Challenge - Find every line in the records below that holds the word "Info" and copy it.

Material for this task -

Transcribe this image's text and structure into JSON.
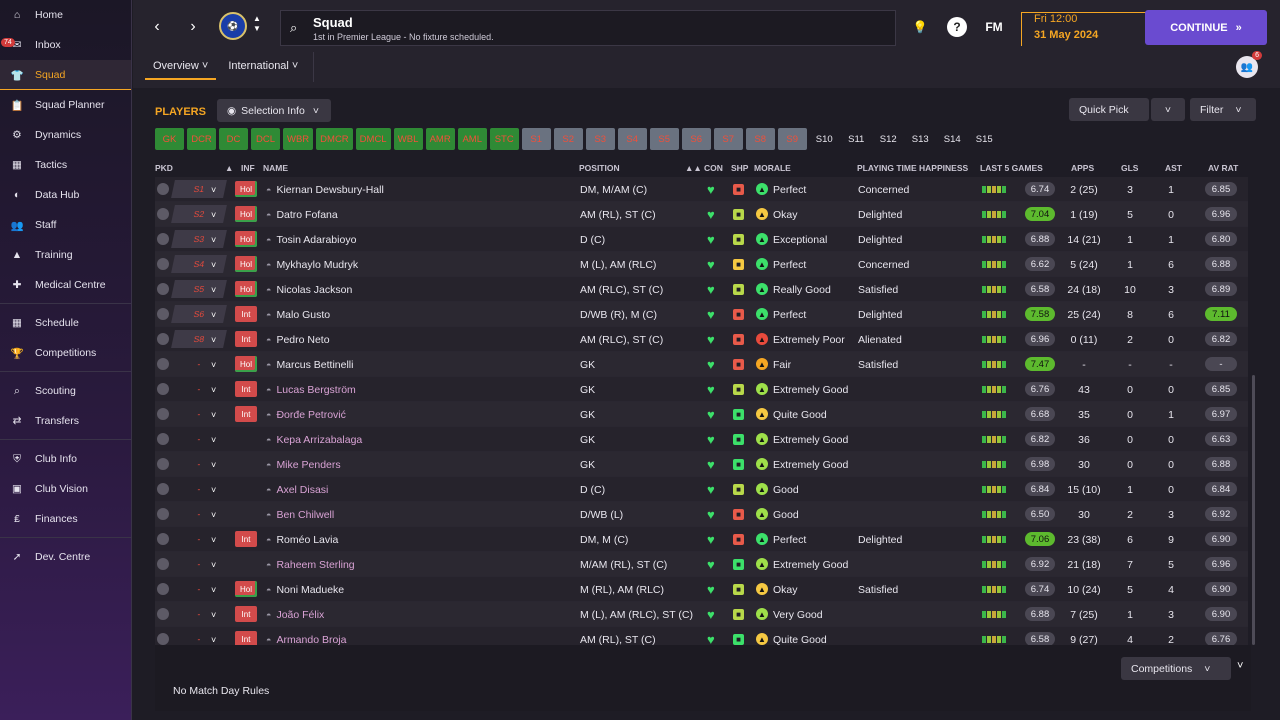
{
  "sidebar": {
    "inbox_badge": "74",
    "items": [
      {
        "label": "Home",
        "icon": "home-icon"
      },
      {
        "label": "Inbox",
        "icon": "inbox-icon"
      },
      {
        "label": "Squad",
        "icon": "shirt-icon"
      },
      {
        "label": "Squad Planner",
        "icon": "clipboard-icon"
      },
      {
        "label": "Dynamics",
        "icon": "network-icon"
      },
      {
        "label": "Tactics",
        "icon": "tactics-icon"
      },
      {
        "label": "Data Hub",
        "icon": "data-icon"
      },
      {
        "label": "Staff",
        "icon": "staff-icon"
      },
      {
        "label": "Training",
        "icon": "training-icon"
      },
      {
        "label": "Medical Centre",
        "icon": "medical-icon"
      },
      {
        "label": "Schedule",
        "icon": "calendar-icon"
      },
      {
        "label": "Competitions",
        "icon": "trophy-icon"
      },
      {
        "label": "Scouting",
        "icon": "search-icon"
      },
      {
        "label": "Transfers",
        "icon": "transfer-icon"
      },
      {
        "label": "Club Info",
        "icon": "shield-icon"
      },
      {
        "label": "Club Vision",
        "icon": "briefcase-icon"
      },
      {
        "label": "Finances",
        "icon": "money-icon"
      },
      {
        "label": "Dev. Centre",
        "icon": "dev-icon"
      }
    ]
  },
  "header": {
    "title": "Squad",
    "subtitle": "1st in Premier League - No fixture scheduled.",
    "date_line1": "Fri 12:00",
    "date_line2": "31 May 2024",
    "continue_label": "CONTINUE",
    "fm_label": "FM",
    "help_label": "?",
    "avatar_badge": "6",
    "tabs": [
      "Overview",
      "International"
    ]
  },
  "toolbar": {
    "players_label": "PLAYERS",
    "selection_info": "Selection Info",
    "quick_pick": "Quick Pick",
    "filter": "Filter"
  },
  "positions": [
    "GK",
    "DCR",
    "DC",
    "DCL",
    "WBR",
    "DMCR",
    "DMCL",
    "WBL",
    "AMR",
    "AML",
    "STC",
    "S1",
    "S2",
    "S3",
    "S4",
    "S5",
    "S6",
    "S7",
    "S8",
    "S9",
    "S10",
    "S11",
    "S12",
    "S13",
    "S14",
    "S15"
  ],
  "columns": {
    "pkd": "PKD",
    "inf": "INF",
    "name": "NAME",
    "position": "POSITION",
    "con": "CON",
    "shp": "SHP",
    "morale": "MORALE",
    "pth": "PLAYING TIME HAPPINESS",
    "last5": "LAST 5 GAMES",
    "apps": "APPS",
    "gls": "GLS",
    "ast": "AST",
    "avrat": "AV RAT"
  },
  "players": [
    {
      "sel": "S1",
      "inf": "Hol",
      "name": "Kiernan Dewsbury-Hall",
      "pos": "DM, M/AM (C)",
      "morale": "Perfect",
      "pth": "Concerned",
      "rating": "6.74",
      "apps": "2 (25)",
      "gls": "3",
      "ast": "1",
      "avr": "6.85"
    },
    {
      "sel": "S2",
      "inf": "Hol",
      "name": "Datro Fofana",
      "pos": "AM (RL), ST (C)",
      "morale": "Okay",
      "pth": "Delighted",
      "rating": "7.04",
      "apps": "1 (19)",
      "gls": "5",
      "ast": "0",
      "avr": "6.96"
    },
    {
      "sel": "S3",
      "inf": "Hol",
      "name": "Tosin Adarabioyo",
      "pos": "D (C)",
      "morale": "Exceptional",
      "pth": "Delighted",
      "rating": "6.88",
      "apps": "14 (21)",
      "gls": "1",
      "ast": "1",
      "avr": "6.80"
    },
    {
      "sel": "S4",
      "inf": "Hol",
      "name": "Mykhaylo Mudryk",
      "pos": "M (L), AM (RLC)",
      "morale": "Perfect",
      "pth": "Concerned",
      "rating": "6.62",
      "apps": "5 (24)",
      "gls": "1",
      "ast": "6",
      "avr": "6.88"
    },
    {
      "sel": "S5",
      "inf": "Hol",
      "name": "Nicolas Jackson",
      "pos": "AM (RLC), ST (C)",
      "morale": "Really Good",
      "pth": "Satisfied",
      "rating": "6.58",
      "apps": "24 (18)",
      "gls": "10",
      "ast": "3",
      "avr": "6.89"
    },
    {
      "sel": "S6",
      "inf": "Int",
      "name": "Malo Gusto",
      "pos": "D/WB (R), M (C)",
      "morale": "Perfect",
      "pth": "Delighted",
      "rating": "7.58",
      "apps": "25 (24)",
      "gls": "8",
      "ast": "6",
      "avr": "7.11"
    },
    {
      "sel": "S8",
      "inf": "Int",
      "name": "Pedro Neto",
      "pos": "AM (RLC), ST (C)",
      "morale": "Extremely Poor",
      "pth": "Alienated",
      "rating": "6.96",
      "apps": "0 (11)",
      "gls": "2",
      "ast": "0",
      "avr": "6.82"
    },
    {
      "sel": "-",
      "inf": "Hol",
      "name": "Marcus Bettinelli",
      "pos": "GK",
      "morale": "Fair",
      "pth": "Satisfied",
      "rating": "7.47",
      "apps": "-",
      "gls": "-",
      "ast": "-",
      "avr": "-"
    },
    {
      "sel": "-",
      "inf": "Int",
      "name": "Lucas Bergström",
      "pos": "GK",
      "morale": "Extremely Good",
      "pth": "",
      "rating": "6.76",
      "apps": "43",
      "gls": "0",
      "ast": "0",
      "avr": "6.85"
    },
    {
      "sel": "-",
      "inf": "Int",
      "name": "Đorđe Petrović",
      "pos": "GK",
      "morale": "Quite Good",
      "pth": "",
      "rating": "6.68",
      "apps": "35",
      "gls": "0",
      "ast": "1",
      "avr": "6.97"
    },
    {
      "sel": "-",
      "inf": "",
      "name": "Kepa Arrizabalaga",
      "pos": "GK",
      "morale": "Extremely Good",
      "pth": "",
      "rating": "6.82",
      "apps": "36",
      "gls": "0",
      "ast": "0",
      "avr": "6.63"
    },
    {
      "sel": "-",
      "inf": "",
      "name": "Mike Penders",
      "pos": "GK",
      "morale": "Extremely Good",
      "pth": "",
      "rating": "6.98",
      "apps": "30",
      "gls": "0",
      "ast": "0",
      "avr": "6.88"
    },
    {
      "sel": "-",
      "inf": "",
      "name": "Axel Disasi",
      "pos": "D (C)",
      "morale": "Good",
      "pth": "",
      "rating": "6.84",
      "apps": "15 (10)",
      "gls": "1",
      "ast": "0",
      "avr": "6.84"
    },
    {
      "sel": "-",
      "inf": "",
      "name": "Ben Chilwell",
      "pos": "D/WB (L)",
      "morale": "Good",
      "pth": "",
      "rating": "6.50",
      "apps": "30",
      "gls": "2",
      "ast": "3",
      "avr": "6.92"
    },
    {
      "sel": "-",
      "inf": "Int",
      "name": "Roméo Lavia",
      "pos": "DM, M (C)",
      "morale": "Perfect",
      "pth": "Delighted",
      "rating": "7.06",
      "apps": "23 (38)",
      "gls": "6",
      "ast": "9",
      "avr": "6.90"
    },
    {
      "sel": "-",
      "inf": "",
      "name": "Raheem Sterling",
      "pos": "M/AM (RL), ST (C)",
      "morale": "Extremely Good",
      "pth": "",
      "rating": "6.92",
      "apps": "21 (18)",
      "gls": "7",
      "ast": "5",
      "avr": "6.96"
    },
    {
      "sel": "-",
      "inf": "Hol",
      "name": "Noni Madueke",
      "pos": "M (RL), AM (RLC)",
      "morale": "Okay",
      "pth": "Satisfied",
      "rating": "6.74",
      "apps": "10 (24)",
      "gls": "5",
      "ast": "4",
      "avr": "6.90"
    },
    {
      "sel": "-",
      "inf": "Int",
      "name": "João Félix",
      "pos": "M (L), AM (RLC), ST (C)",
      "morale": "Very Good",
      "pth": "",
      "rating": "6.88",
      "apps": "7 (25)",
      "gls": "1",
      "ast": "3",
      "avr": "6.90"
    },
    {
      "sel": "-",
      "inf": "Int",
      "name": "Armando Broja",
      "pos": "AM (RL), ST (C)",
      "morale": "Quite Good",
      "pth": "",
      "rating": "6.58",
      "apps": "9 (27)",
      "gls": "4",
      "ast": "2",
      "avr": "6.76"
    }
  ],
  "footer": {
    "competitions": "Competitions",
    "match_day_rules": "No Match Day Rules"
  },
  "colors": {
    "accent": "#f5a623",
    "continue": "#6a4bd0",
    "good": "#3ce06a",
    "bad": "#e84a3c"
  }
}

Full response -
        "label": "Club Info",
    "selection_info": "Selection Info",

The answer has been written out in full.